Extract all lines in the data that contain the word "title".

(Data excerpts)
.....
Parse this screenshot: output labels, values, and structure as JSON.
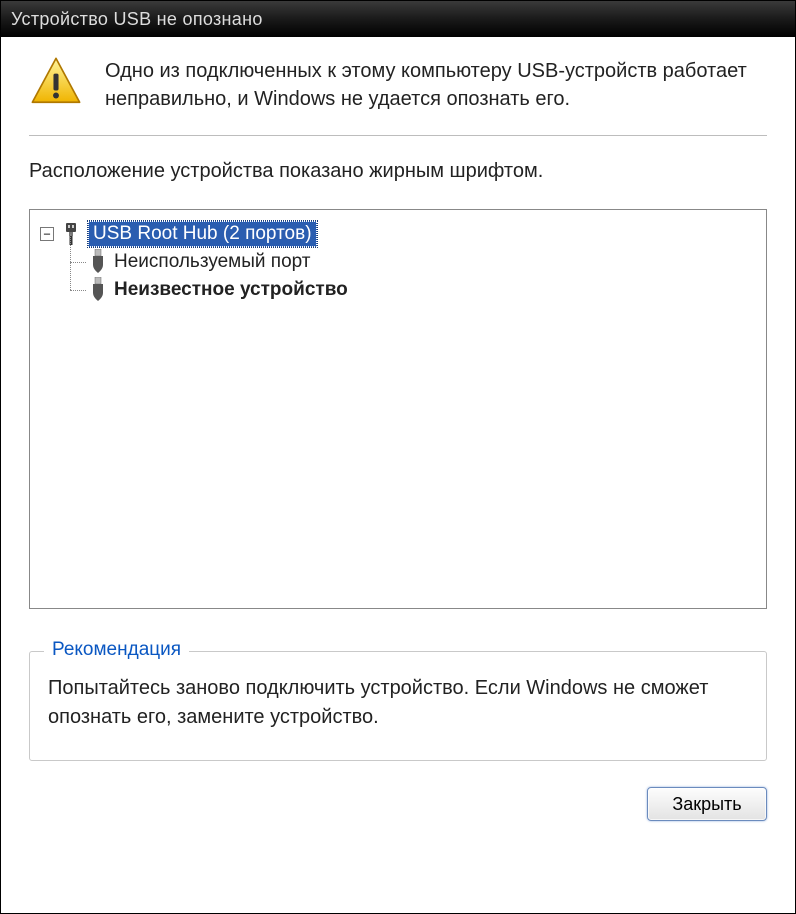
{
  "window": {
    "title": "Устройство USB не опознано"
  },
  "header": {
    "message": "Одно из подключенных к этому компьютеру USB-устройств работает неправильно, и Windows не удается опознать его."
  },
  "location_label": "Расположение устройства показано жирным шрифтом.",
  "tree": {
    "root": {
      "label": "USB Root Hub (2 портов)",
      "expander": "−",
      "selected": true
    },
    "children": [
      {
        "label": "Неиспользуемый порт",
        "bold": false
      },
      {
        "label": "Неизвестное устройство",
        "bold": true
      }
    ]
  },
  "recommendation": {
    "title": "Рекомендация",
    "text": "Попытайтесь заново подключить устройство. Если Windows не сможет опознать его, замените устройство."
  },
  "buttons": {
    "close": "Закрыть"
  }
}
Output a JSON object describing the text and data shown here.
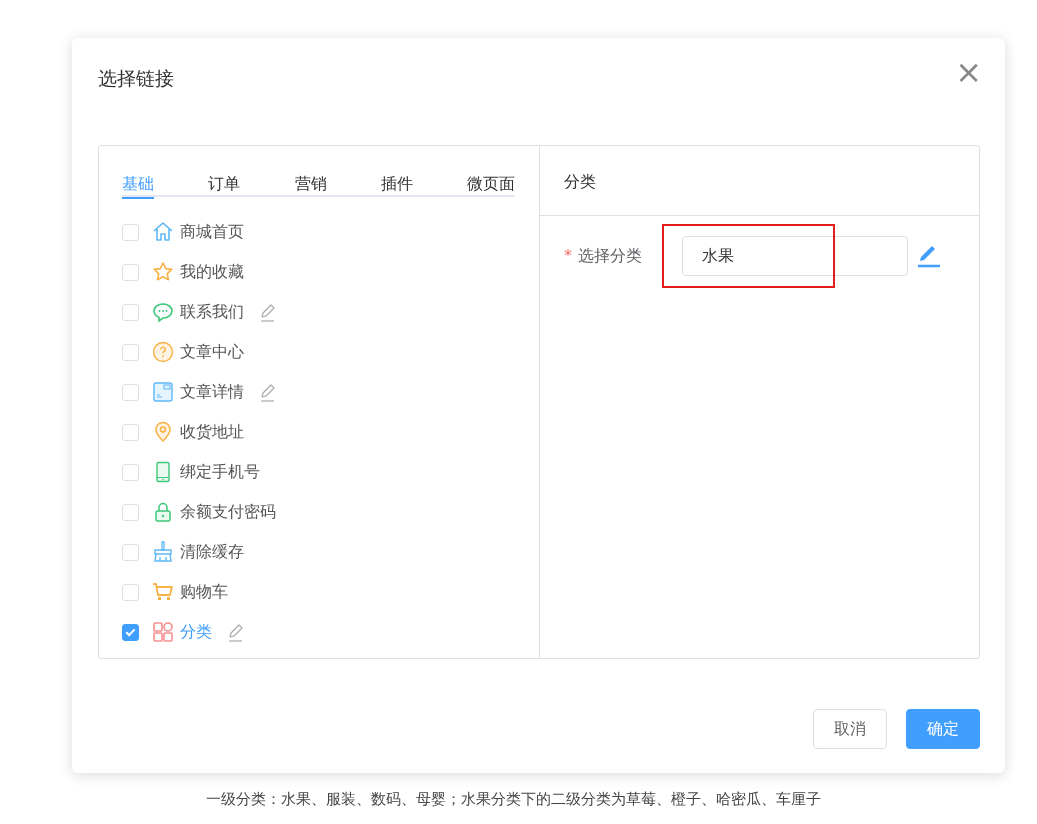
{
  "dialog": {
    "title": "选择链接",
    "close": "×"
  },
  "tabs": [
    {
      "label": "基础",
      "selected": true
    },
    {
      "label": "订单",
      "selected": false
    },
    {
      "label": "营销",
      "selected": false
    },
    {
      "label": "插件",
      "selected": false
    },
    {
      "label": "微页面",
      "selected": false
    }
  ],
  "links": [
    {
      "label": "商城首页",
      "checked": false,
      "editable": false
    },
    {
      "label": "我的收藏",
      "checked": false,
      "editable": false
    },
    {
      "label": "联系我们",
      "checked": false,
      "editable": true
    },
    {
      "label": "文章中心",
      "checked": false,
      "editable": false
    },
    {
      "label": "文章详情",
      "checked": false,
      "editable": true
    },
    {
      "label": "收货地址",
      "checked": false,
      "editable": false
    },
    {
      "label": "绑定手机号",
      "checked": false,
      "editable": false
    },
    {
      "label": "余额支付密码",
      "checked": false,
      "editable": false
    },
    {
      "label": "清除缓存",
      "checked": false,
      "editable": false
    },
    {
      "label": "购物车",
      "checked": false,
      "editable": false
    },
    {
      "label": "分类",
      "checked": true,
      "editable": true
    }
  ],
  "detail": {
    "heading": "分类",
    "field": {
      "label": "选择分类",
      "required": "*",
      "value": "水果",
      "highlighted": true
    }
  },
  "buttons": [
    {
      "label": "取消",
      "kind": "secondary"
    },
    {
      "label": "确定",
      "kind": "primary"
    }
  ],
  "caption": "一级分类：水果、服装、数码、母婴；水果分类下的二级分类为草莓、橙子、哈密瓜、车厘子"
}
.....
- THE ANSWER:
    "title": "Устройство USB не опознано"
    "title": "Рекомендация",
    "title": "选择链接",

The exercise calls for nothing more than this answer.